## RECORDS FOR THIS EXERCISE:
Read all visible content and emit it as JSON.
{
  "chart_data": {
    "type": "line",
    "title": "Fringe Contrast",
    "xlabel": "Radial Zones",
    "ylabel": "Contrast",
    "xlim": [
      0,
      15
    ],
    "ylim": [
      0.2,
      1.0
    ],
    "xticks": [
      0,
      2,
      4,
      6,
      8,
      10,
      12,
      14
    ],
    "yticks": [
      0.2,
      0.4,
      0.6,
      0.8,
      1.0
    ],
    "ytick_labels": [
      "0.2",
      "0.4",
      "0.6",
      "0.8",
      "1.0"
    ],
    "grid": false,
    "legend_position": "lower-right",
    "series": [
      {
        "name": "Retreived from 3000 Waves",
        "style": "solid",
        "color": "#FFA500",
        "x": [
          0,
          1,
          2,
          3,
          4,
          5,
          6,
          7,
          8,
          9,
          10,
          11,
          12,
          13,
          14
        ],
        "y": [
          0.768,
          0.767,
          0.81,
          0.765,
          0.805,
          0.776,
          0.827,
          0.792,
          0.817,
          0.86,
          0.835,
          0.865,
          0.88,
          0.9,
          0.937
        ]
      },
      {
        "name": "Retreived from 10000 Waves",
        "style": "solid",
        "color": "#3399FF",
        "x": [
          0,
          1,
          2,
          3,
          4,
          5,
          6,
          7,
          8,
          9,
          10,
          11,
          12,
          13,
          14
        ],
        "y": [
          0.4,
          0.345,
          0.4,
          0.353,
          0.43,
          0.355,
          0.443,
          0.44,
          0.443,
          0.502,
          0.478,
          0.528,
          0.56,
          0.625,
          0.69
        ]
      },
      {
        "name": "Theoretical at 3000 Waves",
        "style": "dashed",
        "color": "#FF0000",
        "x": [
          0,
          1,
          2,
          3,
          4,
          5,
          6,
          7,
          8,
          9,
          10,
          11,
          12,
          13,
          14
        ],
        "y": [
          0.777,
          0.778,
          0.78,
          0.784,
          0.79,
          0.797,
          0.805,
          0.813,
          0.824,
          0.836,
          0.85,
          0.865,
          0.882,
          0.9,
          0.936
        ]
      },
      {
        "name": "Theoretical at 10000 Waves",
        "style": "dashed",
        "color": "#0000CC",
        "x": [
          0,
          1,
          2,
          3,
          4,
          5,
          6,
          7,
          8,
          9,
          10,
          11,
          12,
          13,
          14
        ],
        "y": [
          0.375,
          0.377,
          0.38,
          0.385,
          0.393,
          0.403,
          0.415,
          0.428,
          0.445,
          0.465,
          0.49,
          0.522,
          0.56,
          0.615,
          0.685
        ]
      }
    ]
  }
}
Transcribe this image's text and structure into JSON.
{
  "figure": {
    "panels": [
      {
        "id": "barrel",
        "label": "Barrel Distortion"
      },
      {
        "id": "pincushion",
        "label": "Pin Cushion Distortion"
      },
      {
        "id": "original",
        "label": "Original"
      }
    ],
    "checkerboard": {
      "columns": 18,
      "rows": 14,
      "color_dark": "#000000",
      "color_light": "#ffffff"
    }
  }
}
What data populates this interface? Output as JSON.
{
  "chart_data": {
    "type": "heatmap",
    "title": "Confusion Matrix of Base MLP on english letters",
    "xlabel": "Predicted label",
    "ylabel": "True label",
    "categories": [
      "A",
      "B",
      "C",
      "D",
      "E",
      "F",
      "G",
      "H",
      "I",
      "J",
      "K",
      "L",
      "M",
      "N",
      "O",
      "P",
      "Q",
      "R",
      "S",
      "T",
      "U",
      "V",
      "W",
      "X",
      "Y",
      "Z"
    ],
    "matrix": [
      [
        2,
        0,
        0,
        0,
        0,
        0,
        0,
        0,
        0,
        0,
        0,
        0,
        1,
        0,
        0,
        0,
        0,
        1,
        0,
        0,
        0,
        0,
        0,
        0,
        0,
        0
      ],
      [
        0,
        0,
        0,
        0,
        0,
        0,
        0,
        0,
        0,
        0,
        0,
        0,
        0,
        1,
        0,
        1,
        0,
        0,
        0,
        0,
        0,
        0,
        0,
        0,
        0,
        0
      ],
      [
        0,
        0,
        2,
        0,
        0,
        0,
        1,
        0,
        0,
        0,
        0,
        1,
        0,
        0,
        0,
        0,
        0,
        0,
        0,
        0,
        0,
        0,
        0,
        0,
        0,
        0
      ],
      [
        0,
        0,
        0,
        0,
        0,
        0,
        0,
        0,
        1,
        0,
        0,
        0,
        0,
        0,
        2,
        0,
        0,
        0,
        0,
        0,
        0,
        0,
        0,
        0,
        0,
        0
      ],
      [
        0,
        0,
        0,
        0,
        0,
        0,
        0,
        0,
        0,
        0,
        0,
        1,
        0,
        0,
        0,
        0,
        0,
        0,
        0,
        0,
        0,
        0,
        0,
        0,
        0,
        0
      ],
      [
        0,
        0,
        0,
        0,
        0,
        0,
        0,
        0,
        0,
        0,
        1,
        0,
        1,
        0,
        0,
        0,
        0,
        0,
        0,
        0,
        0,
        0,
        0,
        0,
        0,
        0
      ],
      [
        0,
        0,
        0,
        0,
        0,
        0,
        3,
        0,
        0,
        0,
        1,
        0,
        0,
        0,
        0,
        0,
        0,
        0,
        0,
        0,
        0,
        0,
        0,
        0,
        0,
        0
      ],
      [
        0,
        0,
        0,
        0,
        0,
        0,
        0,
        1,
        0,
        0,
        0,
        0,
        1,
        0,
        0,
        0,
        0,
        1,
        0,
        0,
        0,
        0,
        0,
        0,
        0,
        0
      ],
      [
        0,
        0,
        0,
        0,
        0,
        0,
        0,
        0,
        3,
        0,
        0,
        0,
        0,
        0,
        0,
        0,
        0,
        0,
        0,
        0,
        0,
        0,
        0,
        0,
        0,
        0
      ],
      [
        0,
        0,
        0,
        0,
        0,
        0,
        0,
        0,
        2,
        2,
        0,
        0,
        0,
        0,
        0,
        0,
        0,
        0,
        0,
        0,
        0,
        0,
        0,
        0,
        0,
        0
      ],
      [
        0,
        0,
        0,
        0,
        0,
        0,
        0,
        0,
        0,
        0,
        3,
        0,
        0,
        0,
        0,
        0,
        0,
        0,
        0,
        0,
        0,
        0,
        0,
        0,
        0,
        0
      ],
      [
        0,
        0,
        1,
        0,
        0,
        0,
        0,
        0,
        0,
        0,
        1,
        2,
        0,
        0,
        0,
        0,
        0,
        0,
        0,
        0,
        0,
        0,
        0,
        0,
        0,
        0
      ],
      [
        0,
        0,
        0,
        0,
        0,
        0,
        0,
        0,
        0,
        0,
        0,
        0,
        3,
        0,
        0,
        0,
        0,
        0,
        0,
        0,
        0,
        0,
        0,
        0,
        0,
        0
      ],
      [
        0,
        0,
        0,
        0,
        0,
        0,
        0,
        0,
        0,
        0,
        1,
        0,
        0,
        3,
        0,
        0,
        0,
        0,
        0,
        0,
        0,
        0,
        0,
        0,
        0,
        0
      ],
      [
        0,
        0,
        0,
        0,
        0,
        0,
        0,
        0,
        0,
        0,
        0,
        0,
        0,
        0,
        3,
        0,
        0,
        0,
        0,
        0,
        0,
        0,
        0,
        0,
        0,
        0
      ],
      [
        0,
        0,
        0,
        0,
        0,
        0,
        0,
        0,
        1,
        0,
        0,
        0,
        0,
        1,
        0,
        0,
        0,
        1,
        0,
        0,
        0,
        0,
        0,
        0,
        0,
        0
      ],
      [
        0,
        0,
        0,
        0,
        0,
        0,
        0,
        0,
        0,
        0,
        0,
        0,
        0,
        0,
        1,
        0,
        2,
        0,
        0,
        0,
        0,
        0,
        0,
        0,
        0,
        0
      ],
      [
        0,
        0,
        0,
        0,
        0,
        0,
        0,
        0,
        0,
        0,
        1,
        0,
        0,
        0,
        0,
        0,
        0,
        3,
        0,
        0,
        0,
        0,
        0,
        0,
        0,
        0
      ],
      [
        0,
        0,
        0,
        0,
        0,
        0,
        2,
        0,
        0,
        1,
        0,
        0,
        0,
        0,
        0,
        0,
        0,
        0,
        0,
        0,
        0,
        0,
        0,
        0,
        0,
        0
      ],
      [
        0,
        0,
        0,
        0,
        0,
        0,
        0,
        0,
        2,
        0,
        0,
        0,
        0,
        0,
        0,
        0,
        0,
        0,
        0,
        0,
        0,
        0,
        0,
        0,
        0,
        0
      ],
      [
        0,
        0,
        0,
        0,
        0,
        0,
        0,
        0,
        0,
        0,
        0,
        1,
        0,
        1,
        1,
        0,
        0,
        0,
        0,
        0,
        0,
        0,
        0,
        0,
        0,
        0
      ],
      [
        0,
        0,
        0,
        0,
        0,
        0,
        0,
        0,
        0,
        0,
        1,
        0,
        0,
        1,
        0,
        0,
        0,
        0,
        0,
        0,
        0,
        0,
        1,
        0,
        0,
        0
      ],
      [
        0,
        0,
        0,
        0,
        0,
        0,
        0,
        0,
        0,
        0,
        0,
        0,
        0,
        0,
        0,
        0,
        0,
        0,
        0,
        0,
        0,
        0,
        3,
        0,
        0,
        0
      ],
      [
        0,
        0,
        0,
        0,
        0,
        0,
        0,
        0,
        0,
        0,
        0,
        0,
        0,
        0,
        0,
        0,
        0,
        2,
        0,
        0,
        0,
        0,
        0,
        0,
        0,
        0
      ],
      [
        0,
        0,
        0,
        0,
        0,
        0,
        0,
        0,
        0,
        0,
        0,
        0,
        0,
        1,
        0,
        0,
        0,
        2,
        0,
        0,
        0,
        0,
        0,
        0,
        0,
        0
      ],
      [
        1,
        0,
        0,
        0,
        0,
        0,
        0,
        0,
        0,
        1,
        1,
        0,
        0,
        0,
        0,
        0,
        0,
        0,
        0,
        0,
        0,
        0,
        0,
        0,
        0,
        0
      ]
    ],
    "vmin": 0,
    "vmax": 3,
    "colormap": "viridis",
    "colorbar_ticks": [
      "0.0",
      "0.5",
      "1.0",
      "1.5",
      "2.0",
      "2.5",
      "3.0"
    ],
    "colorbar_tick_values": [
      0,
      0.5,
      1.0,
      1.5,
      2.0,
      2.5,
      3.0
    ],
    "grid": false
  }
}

## DIRECTIONS FOR THIS TASK:
Pull out every line containing "xlabel".

## RESPONSE:
    "xlabel": "Radial Zones",
    "xlabel": "Predicted label",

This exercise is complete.